MATERIAL:
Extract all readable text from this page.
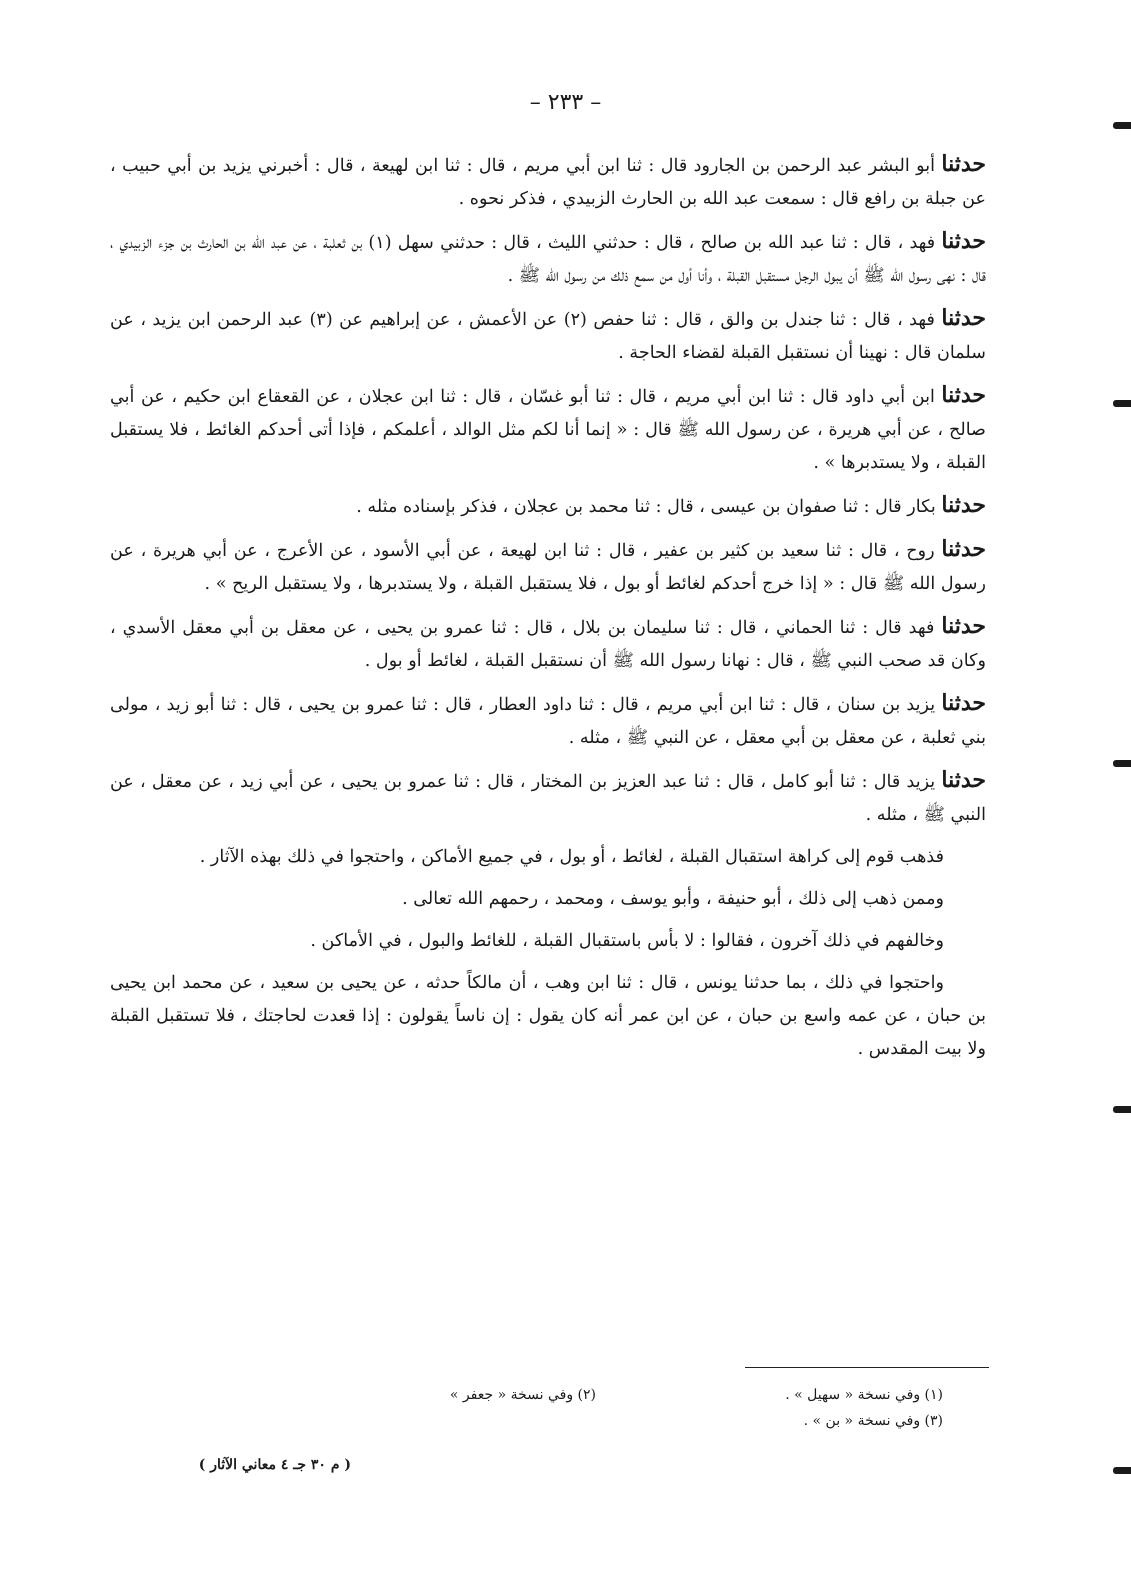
– ٢٣٣ –

حدثنا أبو البشر عبد الرحمن بن الجارود قال : ثنا ابن أبي مريم ، قال : ثنا ابن لهيعة ، قال : أخبرني يزيد بن أبي حبيب ، عن جبلة بن رافع قال : سمعت عبد الله بن الحارث الزبيدي ، فذكر نحوه .

حدثنا فهد ، قال : ثنا عبد الله بن صالح ، قال : حدثني الليث ، قال : حدثني سهل (١) بن ثعلبة ، عن عبد الله بن الحارث بن جزء الزبيدي ، قال : نهى رسول الله ﷺ أن يبول الرجل مستقبل القبلة ، وأنا أول من سمع ذلك من رسول الله ﷺ .

حدثنا فهد ، قال : ثنا جندل بن والق ، قال : ثنا حفص (٢) عن الأعمش ، عن إبراهيم عن (٣) عبد الرحمن ابن يزيد ، عن سلمان قال : نهينا أن نستقبل القبلة لقضاء الحاجة .

حدثنا ابن أبي داود قال : ثنا ابن أبي مريم ، قال : ثنا أبو غسّان ، قال : ثنا ابن عجلان ، عن القعقاع ابن حكيم ، عن أبي صالح ، عن أبي هريرة ، عن رسول الله ﷺ قال : « إنما أنا لكم مثل الوالد ، أعلمكم ، فإذا أتى أحدكم الغائط ، فلا يستقبل القبلة ، ولا يستدبرها » .

حدثنا بكار قال : ثنا صفوان بن عيسى ، قال : ثنا محمد بن عجلان ، فذكر بإسناده مثله .

حدثنا روح ، قال : ثنا سعيد بن كثير بن عفير ، قال : ثنا ابن لهيعة ، عن أبي الأسود ، عن الأعرج ، عن أبي هريرة ، عن رسول الله ﷺ قال : « إذا خرج أحدكم لغائط أو بول ، فلا يستقبل القبلة ، ولا يستدبرها ، ولا يستقبل الريح » .

حدثنا فهد قال : ثنا الحماني ، قال : ثنا سليمان بن بلال ، قال : ثنا عمرو بن يحيى ، عن معقل بن أبي معقل الأسدي ، وكان قد صحب النبي ﷺ ، قال : نهانا رسول الله ﷺ أن نستقبل القبلة ، لغائط أو بول .

حدثنا يزيد بن سنان ، قال : ثنا ابن أبي مريم ، قال : ثنا داود العطار ، قال : ثنا عمرو بن يحيى ، قال : ثنا أبو زيد ، مولى بني ثعلبة ، عن معقل بن أبي معقل ، عن النبي ﷺ ، مثله .

حدثنا يزيد قال : ثنا أبو كامل ، قال : ثنا عبد العزيز بن المختار ، قال : ثنا عمرو بن يحيى ، عن أبي زيد ، عن معقل ، عن النبي ﷺ ، مثله .

فذهب قوم إلى كراهة استقبال القبلة ، لغائط ، أو بول ، في جميع الأماكن ، واحتجوا في ذلك بهذه الآثار .

وممن ذهب إلى ذلك ، أبو حنيفة ، وأبو يوسف ، ومحمد ، رحمهم الله تعالى .

وخالفهم في ذلك آخرون ، فقالوا : لا بأس باستقبال القبلة ، للغائط والبول ، في الأماكن .

واحتجوا في ذلك ، بما حدثنا يونس ، قال : ثنا ابن وهب ، أن مالكاً حدثه ، عن يحيى بن سعيد ، عن محمد ابن يحيى بن حبان ، عن عمه واسع بن حبان ، عن ابن عمر أنه كان يقول : إن ناساً يقولون : إذا قعدت لحاجتك ، فلا تستقبل القبلة ولا بيت المقدس .

(١) وفي نسخة « سهيل » .
(٢) وفي نسخة « جعفر »
(٣) وفي نسخة « بن » .
( م ٣٠ جـ ٤ معاني الآثار )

YOUR OBJECTIVE: Track down every line with the word "الأماكن" and copy it.

TASK RESULT:
فذهب قوم إلى كراهة استقبال القبلة ، لغائط ، أو بول ، في جميع الأماكن ، واحتجوا في ذلك بهذه الآثار .
وخالفهم في ذلك آخرون ، فقالوا : لا بأس باستقبال القبلة ، للغائط والبول ، في الأماكن .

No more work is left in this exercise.